§ **Petunjuk**
1. Sunting bagian teks berita tentang iklim usaha penerbangan mulai dari "Iklim Usaha Penerbangan Tak" sampai dengan "usaha tak sehat.", lalu tuliskan kembali bagian itu dengan kata "monopoli" diganti menjadi "dominasi".
2. Menurut teks berita tentang iklim usaha penerbangan, mengapa iklim usaha penerbangan saat ini dinilai tidak sehat? Jelaskan dalam satu hingga tiga kalimat.

§ **Teks yang Diberikan**
····················
Nasional Mondial Ekonomi Megapolitan Olahraga Rona The Alun-Alun Kupas Splash Wisata Perspektif Wawancara Edisi Weekend Foto Video Infografis
Persaingan Bisnis - Komponen Harga Tiket Pesawat Miliki Banyak Cakupan

Iklim Usaha Penerbangan Tak Sehat

Foto : istimewa
A   A   A   Pengaturan Font

JAKARTA - Iklim usaha penerbangan saat ini dinilai tak sehat karena masih adanya monopoli di bisnis aviasi. Ada indikasi terjadi pengaturan harga oleh satu pihak sehingga membuat persaingan usaha tak sehat.
····················
§ **Data yang Diberikan**
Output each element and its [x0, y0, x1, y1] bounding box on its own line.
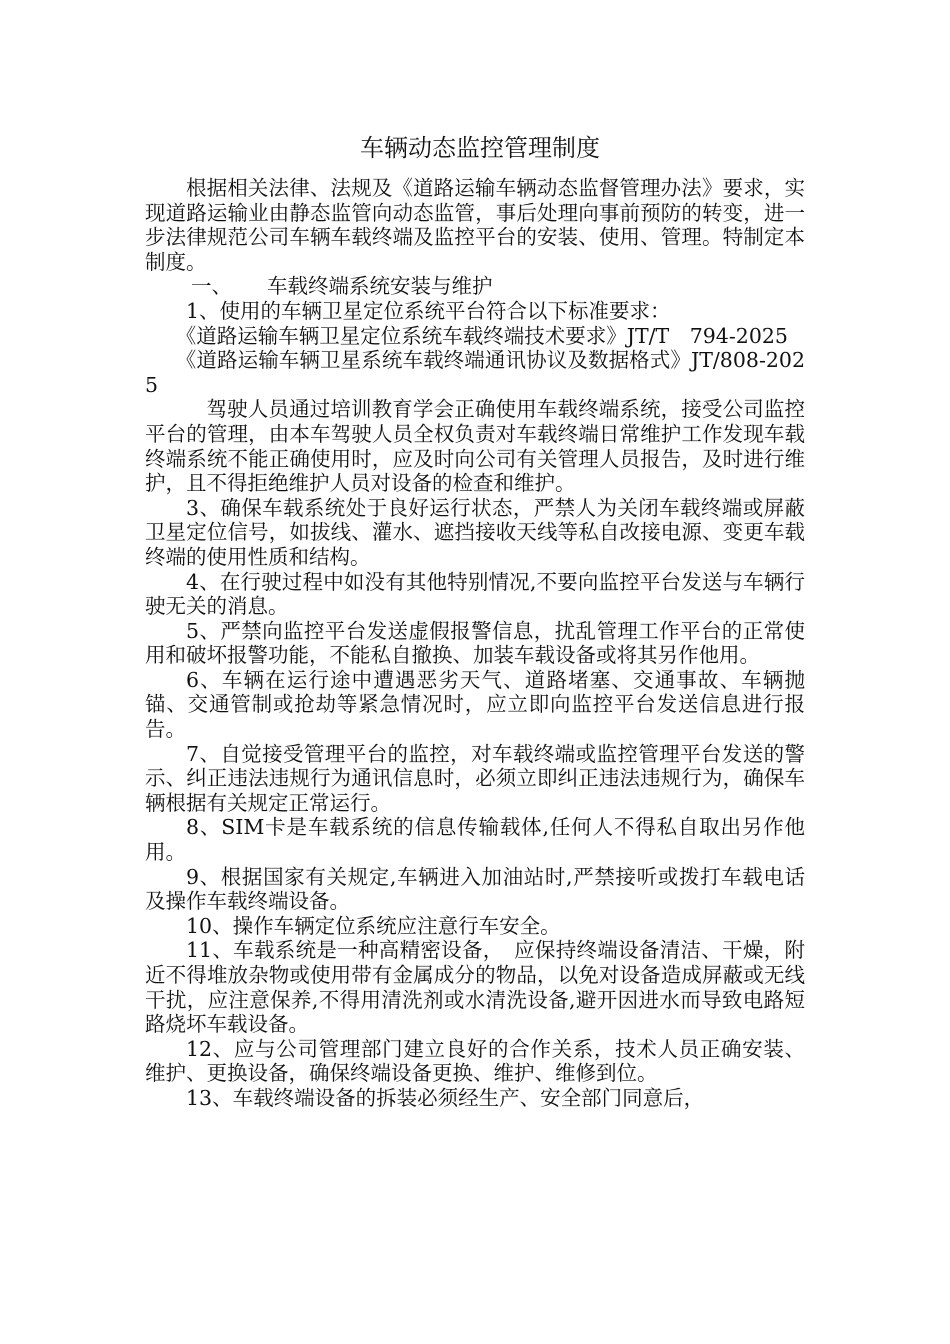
····················
§ **Jawaban Lengkap**
1.
Iklim Usaha Penerbangan Tak Sehat

Foto : istimewa
A   A   A   Pengaturan Font

JAKARTA - Iklim usaha penerbangan saat ini dinilai tak sehat karena masih adanya dominasi di bisnis aviasi. Ada indikasi terjadi pengaturan harga oleh satu pihak sehingga membuat persaingan usaha tak sehat.

2. Iklim usaha penerbangan dinilai tidak sehat karena masih adanya monopoli di bisnis aviasi. Selain itu, terdapat indikasi pengaturan harga oleh satu pihak yang membuat persaingan usaha menjadi tidak sehat.